Dataset entries on figures
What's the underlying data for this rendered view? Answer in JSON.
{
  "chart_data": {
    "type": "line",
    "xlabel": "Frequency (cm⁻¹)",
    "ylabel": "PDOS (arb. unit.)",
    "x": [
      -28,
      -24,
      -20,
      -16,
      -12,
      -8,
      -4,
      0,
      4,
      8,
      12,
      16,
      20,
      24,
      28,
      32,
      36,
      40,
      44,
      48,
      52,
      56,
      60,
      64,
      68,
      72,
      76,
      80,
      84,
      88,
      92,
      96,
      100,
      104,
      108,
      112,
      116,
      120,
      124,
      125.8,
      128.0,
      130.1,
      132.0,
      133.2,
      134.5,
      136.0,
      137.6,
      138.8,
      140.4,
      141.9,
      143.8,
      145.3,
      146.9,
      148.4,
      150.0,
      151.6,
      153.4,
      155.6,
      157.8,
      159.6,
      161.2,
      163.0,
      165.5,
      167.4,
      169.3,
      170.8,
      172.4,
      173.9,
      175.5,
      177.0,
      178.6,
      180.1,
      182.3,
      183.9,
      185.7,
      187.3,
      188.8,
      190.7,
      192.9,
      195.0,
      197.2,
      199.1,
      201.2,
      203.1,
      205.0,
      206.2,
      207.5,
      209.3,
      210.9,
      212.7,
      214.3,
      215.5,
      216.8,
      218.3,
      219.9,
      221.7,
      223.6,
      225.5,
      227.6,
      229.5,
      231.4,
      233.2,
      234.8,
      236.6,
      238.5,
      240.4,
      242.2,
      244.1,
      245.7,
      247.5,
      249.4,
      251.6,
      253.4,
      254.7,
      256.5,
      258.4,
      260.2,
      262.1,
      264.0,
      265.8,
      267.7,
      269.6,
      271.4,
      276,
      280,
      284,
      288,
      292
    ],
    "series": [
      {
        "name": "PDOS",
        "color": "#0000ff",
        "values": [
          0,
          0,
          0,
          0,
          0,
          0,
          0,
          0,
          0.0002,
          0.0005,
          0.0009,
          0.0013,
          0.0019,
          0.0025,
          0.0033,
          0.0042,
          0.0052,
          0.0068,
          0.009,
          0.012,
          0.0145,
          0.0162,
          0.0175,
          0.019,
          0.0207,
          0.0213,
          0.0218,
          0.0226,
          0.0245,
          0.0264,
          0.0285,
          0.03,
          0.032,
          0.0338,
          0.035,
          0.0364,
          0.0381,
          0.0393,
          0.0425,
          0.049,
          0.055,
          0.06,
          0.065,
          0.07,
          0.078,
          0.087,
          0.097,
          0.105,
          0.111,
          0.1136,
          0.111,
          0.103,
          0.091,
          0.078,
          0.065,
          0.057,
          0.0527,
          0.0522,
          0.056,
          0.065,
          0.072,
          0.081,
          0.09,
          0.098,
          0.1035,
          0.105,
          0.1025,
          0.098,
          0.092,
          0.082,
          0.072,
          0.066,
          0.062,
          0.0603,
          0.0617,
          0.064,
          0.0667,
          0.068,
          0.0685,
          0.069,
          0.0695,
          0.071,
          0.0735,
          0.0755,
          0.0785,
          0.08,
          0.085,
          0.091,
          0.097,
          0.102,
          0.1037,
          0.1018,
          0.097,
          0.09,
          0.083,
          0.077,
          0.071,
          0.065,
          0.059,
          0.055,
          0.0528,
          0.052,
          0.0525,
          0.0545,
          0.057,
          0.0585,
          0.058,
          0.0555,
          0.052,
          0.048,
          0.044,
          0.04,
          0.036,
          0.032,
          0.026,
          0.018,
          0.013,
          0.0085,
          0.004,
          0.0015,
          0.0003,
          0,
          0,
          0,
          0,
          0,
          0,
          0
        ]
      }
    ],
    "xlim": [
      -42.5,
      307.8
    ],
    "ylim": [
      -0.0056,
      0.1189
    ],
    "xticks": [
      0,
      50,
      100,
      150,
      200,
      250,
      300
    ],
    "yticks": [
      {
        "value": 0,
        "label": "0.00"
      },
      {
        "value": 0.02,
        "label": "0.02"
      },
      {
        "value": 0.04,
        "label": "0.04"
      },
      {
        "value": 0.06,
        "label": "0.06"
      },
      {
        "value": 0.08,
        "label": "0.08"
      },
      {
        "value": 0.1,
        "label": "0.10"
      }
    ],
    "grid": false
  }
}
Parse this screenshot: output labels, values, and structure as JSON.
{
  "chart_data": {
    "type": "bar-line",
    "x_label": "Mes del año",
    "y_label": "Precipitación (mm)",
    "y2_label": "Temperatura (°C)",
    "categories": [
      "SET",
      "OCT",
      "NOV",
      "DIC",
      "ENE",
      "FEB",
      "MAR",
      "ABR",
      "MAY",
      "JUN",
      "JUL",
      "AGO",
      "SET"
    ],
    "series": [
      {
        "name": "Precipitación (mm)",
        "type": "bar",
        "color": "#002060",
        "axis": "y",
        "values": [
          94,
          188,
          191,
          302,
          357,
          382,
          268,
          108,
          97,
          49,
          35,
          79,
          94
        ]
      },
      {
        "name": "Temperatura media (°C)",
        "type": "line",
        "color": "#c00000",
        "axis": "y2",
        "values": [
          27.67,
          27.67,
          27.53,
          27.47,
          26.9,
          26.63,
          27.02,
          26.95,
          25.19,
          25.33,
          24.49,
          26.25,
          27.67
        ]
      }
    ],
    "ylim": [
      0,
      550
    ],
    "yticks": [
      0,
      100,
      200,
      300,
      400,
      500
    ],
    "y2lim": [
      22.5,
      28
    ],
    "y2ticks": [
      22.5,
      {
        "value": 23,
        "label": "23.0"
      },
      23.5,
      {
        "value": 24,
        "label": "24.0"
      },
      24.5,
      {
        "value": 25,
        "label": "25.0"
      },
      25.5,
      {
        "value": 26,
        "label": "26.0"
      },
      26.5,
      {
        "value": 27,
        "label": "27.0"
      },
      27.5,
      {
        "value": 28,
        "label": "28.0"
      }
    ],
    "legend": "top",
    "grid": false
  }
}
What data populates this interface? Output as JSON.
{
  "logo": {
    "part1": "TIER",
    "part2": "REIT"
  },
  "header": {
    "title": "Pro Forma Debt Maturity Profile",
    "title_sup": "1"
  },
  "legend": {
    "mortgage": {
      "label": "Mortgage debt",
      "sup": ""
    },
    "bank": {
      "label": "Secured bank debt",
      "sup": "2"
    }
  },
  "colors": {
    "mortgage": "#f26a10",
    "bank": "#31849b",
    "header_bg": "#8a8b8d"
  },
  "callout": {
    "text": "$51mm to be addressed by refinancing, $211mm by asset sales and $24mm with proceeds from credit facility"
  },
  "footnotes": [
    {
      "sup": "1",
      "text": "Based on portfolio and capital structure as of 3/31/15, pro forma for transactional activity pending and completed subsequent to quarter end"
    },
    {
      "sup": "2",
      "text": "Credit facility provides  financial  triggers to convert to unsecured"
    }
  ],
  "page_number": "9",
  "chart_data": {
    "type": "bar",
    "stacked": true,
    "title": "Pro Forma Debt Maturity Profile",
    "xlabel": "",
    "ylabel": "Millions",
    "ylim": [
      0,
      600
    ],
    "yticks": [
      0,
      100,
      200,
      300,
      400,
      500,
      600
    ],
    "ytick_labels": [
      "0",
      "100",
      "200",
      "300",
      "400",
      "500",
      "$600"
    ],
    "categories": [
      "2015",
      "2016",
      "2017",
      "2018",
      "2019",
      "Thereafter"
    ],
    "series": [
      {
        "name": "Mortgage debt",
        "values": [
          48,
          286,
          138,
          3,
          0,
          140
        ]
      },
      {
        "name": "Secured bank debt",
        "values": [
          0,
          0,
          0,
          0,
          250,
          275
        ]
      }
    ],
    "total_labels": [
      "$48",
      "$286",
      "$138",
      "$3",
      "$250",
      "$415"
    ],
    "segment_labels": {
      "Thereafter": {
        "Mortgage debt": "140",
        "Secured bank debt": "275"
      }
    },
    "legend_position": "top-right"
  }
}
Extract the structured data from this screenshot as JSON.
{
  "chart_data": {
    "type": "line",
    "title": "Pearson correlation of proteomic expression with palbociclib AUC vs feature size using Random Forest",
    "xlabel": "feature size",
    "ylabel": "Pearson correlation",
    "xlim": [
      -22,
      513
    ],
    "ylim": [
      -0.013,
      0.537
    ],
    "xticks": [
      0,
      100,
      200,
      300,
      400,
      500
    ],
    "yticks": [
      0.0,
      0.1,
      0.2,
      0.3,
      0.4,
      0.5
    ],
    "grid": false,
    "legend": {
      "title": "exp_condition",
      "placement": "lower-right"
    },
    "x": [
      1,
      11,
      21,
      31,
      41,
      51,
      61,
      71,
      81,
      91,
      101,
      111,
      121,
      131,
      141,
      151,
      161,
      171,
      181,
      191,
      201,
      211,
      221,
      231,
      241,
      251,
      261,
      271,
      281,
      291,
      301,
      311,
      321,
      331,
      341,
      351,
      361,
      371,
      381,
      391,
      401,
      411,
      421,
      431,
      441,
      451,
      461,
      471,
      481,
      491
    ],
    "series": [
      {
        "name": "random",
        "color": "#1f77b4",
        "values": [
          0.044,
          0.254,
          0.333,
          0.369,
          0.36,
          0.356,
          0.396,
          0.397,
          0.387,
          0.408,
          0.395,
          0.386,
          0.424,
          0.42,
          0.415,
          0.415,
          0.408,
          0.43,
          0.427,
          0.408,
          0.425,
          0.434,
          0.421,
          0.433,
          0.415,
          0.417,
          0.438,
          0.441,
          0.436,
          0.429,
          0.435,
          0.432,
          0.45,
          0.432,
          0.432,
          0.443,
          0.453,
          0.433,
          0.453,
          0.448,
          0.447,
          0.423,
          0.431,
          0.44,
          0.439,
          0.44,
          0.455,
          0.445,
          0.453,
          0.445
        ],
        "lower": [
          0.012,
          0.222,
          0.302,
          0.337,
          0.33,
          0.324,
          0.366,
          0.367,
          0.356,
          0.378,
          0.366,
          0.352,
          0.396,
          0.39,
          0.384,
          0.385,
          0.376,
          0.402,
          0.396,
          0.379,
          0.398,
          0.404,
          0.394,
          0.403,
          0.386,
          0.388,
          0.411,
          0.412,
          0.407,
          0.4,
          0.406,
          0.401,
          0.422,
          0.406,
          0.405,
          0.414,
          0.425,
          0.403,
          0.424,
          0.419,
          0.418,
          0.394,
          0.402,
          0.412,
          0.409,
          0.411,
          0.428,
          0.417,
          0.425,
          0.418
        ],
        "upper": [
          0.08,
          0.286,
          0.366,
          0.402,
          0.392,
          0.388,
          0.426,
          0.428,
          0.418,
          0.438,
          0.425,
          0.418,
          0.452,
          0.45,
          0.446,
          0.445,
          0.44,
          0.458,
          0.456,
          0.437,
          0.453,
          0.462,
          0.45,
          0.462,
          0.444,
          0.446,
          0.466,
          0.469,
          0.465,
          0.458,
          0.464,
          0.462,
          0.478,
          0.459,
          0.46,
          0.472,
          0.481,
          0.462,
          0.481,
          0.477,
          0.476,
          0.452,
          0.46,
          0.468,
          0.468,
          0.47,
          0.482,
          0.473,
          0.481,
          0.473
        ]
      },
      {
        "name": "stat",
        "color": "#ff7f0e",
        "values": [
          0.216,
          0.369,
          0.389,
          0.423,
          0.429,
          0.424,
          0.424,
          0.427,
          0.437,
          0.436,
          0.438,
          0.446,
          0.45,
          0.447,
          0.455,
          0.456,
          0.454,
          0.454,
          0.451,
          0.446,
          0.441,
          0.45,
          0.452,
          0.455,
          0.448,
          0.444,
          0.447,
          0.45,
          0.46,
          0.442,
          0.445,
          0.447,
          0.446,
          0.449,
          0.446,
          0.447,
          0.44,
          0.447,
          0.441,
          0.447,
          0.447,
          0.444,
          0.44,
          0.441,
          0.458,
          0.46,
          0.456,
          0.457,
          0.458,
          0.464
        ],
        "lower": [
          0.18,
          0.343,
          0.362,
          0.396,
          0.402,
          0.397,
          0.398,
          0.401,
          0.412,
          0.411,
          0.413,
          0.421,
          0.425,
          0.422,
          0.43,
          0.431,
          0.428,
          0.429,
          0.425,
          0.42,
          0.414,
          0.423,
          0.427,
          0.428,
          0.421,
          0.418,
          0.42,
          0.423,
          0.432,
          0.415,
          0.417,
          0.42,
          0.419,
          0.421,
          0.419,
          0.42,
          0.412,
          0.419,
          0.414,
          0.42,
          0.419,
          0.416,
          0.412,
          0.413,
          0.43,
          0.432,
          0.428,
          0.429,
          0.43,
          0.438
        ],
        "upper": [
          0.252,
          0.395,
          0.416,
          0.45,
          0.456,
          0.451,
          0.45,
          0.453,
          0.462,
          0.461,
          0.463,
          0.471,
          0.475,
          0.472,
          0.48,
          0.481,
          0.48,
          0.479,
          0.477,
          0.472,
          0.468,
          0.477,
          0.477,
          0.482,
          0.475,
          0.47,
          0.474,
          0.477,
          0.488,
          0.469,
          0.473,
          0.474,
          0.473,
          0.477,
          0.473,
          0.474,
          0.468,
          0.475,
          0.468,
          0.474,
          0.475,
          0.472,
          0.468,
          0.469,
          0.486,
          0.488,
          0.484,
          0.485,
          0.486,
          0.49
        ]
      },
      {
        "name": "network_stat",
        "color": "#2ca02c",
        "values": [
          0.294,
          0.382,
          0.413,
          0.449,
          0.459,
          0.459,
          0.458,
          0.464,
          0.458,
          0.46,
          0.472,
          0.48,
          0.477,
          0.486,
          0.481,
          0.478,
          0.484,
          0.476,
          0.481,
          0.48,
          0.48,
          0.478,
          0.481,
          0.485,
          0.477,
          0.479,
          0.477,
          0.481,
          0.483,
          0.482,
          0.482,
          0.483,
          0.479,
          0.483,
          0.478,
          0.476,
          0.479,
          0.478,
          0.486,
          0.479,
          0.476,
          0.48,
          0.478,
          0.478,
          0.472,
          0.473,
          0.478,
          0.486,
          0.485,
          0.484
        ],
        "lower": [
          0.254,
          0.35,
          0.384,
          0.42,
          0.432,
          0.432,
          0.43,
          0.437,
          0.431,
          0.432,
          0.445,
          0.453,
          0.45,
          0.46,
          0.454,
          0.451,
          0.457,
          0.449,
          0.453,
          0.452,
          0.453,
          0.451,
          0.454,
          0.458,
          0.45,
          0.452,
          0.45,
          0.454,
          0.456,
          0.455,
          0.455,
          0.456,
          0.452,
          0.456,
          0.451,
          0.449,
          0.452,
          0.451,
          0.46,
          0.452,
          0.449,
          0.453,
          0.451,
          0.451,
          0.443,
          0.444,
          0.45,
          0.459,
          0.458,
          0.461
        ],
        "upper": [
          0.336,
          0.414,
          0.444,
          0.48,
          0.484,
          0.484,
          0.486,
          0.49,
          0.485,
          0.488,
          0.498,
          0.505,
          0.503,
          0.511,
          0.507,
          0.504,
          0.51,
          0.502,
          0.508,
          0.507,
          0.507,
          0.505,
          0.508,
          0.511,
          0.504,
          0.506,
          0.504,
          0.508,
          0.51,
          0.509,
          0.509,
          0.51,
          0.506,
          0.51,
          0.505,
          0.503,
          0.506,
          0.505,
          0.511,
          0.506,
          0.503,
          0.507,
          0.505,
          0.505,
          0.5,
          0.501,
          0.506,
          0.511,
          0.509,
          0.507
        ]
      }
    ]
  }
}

__Work to be completed__:
Only the number is wanted: how many lines of the material contain the word "What"?

__Task response__:
2